* Begin Record list *

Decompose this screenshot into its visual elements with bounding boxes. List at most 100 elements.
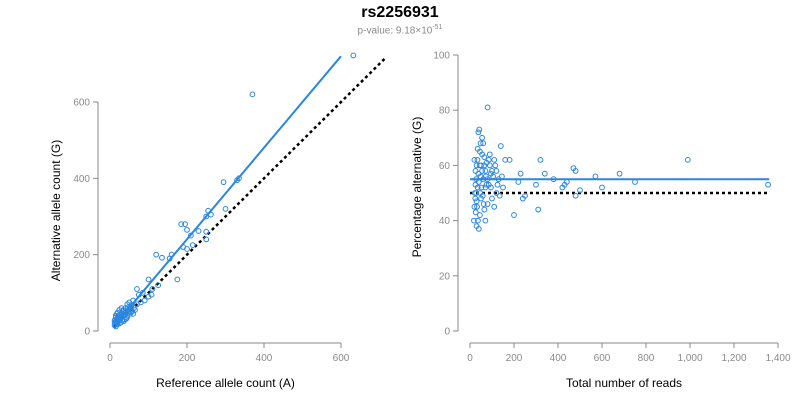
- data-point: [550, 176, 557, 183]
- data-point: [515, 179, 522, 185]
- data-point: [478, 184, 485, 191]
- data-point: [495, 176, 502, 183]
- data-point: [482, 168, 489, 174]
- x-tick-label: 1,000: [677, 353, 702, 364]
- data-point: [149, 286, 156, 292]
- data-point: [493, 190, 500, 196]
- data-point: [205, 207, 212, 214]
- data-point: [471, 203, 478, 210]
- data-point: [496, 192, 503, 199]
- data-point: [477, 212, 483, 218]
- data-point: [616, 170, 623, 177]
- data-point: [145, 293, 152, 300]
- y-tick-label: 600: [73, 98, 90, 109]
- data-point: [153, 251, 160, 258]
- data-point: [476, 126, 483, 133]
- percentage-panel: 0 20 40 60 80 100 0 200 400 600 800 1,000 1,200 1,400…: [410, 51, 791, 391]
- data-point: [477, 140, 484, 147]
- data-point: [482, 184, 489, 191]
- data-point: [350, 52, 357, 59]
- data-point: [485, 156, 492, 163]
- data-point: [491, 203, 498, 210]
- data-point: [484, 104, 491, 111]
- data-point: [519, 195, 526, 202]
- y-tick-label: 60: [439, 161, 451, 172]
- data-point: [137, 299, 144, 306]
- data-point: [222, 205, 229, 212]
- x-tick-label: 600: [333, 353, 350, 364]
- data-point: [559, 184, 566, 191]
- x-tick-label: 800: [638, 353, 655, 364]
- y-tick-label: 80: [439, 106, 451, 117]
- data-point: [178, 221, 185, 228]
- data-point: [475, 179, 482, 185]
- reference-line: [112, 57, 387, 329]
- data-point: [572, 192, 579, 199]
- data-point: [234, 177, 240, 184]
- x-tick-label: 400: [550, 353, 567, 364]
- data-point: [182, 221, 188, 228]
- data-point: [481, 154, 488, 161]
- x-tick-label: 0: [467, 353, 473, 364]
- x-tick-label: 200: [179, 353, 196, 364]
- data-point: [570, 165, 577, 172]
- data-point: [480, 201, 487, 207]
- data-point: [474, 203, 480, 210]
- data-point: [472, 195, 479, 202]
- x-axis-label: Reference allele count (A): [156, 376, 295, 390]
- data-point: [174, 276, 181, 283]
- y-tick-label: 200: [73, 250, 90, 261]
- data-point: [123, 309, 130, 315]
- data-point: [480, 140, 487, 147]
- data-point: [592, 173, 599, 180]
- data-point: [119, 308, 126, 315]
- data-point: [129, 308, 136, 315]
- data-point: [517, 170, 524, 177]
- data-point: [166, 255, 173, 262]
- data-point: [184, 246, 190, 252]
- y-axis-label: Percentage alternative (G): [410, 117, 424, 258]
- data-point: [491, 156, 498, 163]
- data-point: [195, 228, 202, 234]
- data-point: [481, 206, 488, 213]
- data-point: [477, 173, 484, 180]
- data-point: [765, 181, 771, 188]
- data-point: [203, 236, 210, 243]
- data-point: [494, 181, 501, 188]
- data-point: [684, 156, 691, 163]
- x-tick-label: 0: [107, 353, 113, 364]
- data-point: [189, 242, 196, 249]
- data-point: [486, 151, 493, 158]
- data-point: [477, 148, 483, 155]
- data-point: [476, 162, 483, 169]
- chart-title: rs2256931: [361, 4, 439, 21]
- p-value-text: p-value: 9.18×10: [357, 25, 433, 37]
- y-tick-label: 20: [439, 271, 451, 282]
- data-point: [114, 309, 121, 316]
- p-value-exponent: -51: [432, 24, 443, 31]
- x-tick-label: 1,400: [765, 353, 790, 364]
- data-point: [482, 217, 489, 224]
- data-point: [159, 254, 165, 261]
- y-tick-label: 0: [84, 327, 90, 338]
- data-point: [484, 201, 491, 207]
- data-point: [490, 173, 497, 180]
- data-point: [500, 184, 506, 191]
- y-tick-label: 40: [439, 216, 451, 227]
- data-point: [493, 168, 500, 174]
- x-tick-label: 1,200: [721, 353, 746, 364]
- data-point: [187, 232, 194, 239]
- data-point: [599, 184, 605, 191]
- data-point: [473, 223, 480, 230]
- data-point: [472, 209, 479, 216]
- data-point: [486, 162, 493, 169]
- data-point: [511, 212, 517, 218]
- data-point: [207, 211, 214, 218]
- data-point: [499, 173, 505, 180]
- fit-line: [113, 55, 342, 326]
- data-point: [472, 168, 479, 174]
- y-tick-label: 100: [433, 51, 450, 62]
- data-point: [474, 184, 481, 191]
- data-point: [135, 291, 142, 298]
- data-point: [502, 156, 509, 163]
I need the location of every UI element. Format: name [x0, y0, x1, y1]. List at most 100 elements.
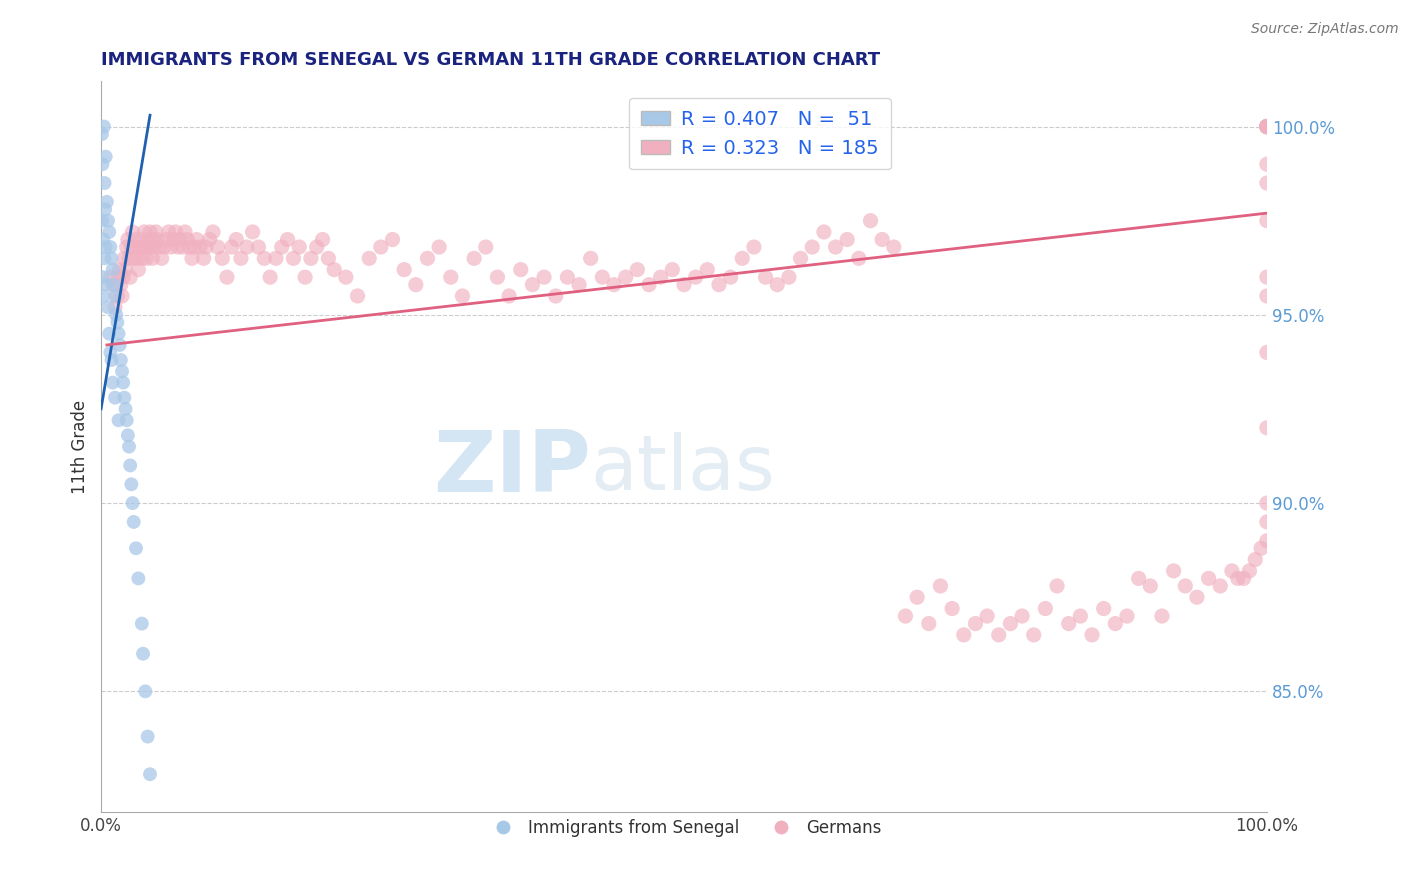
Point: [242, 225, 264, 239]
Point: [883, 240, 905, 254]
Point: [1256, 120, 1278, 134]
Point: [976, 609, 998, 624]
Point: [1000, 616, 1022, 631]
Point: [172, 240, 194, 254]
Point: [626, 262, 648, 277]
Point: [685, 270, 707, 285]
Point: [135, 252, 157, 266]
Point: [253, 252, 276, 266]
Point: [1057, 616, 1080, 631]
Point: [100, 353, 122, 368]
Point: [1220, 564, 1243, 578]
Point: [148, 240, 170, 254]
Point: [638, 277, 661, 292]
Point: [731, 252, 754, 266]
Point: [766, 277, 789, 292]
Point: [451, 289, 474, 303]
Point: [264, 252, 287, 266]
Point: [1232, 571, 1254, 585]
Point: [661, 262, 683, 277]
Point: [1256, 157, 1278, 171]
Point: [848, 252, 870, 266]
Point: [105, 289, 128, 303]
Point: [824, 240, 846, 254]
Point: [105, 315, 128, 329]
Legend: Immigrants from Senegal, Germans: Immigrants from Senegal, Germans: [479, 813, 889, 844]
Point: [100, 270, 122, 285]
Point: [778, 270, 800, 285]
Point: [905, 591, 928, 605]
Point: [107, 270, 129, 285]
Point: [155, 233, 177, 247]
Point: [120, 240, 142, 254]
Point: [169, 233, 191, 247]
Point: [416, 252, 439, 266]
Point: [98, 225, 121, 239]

* End Record list *

Exercise objective:
Reproduce verbatim the lines of the records, starting at the line containing "Point: [242, 225, 264, 239]" and ending at the final line of the records.

Completed exercise:
Point: [242, 225, 264, 239]
Point: [883, 240, 905, 254]
Point: [1256, 120, 1278, 134]
Point: [976, 609, 998, 624]
Point: [1000, 616, 1022, 631]
Point: [172, 240, 194, 254]
Point: [626, 262, 648, 277]
Point: [685, 270, 707, 285]
Point: [135, 252, 157, 266]
Point: [253, 252, 276, 266]
Point: [1057, 616, 1080, 631]
Point: [100, 353, 122, 368]
Point: [1220, 564, 1243, 578]
Point: [148, 240, 170, 254]
Point: [638, 277, 661, 292]
Point: [731, 252, 754, 266]
Point: [766, 277, 789, 292]
Point: [451, 289, 474, 303]
Point: [264, 252, 287, 266]
Point: [1232, 571, 1254, 585]
Point: [661, 262, 683, 277]
Point: [1256, 157, 1278, 171]
Point: [848, 252, 870, 266]
Point: [105, 289, 128, 303]
Point: [824, 240, 846, 254]
Point: [105, 315, 128, 329]
Legend: Immigrants from Senegal, Germans: Immigrants from Senegal, Germans: [479, 813, 889, 844]
Point: [100, 270, 122, 285]
Point: [778, 270, 800, 285]
Point: [905, 591, 928, 605]
Point: [107, 270, 129, 285]
Point: [155, 233, 177, 247]
Point: [120, 240, 142, 254]
Point: [169, 233, 191, 247]
Point: [416, 252, 439, 266]
Point: [98, 225, 121, 239]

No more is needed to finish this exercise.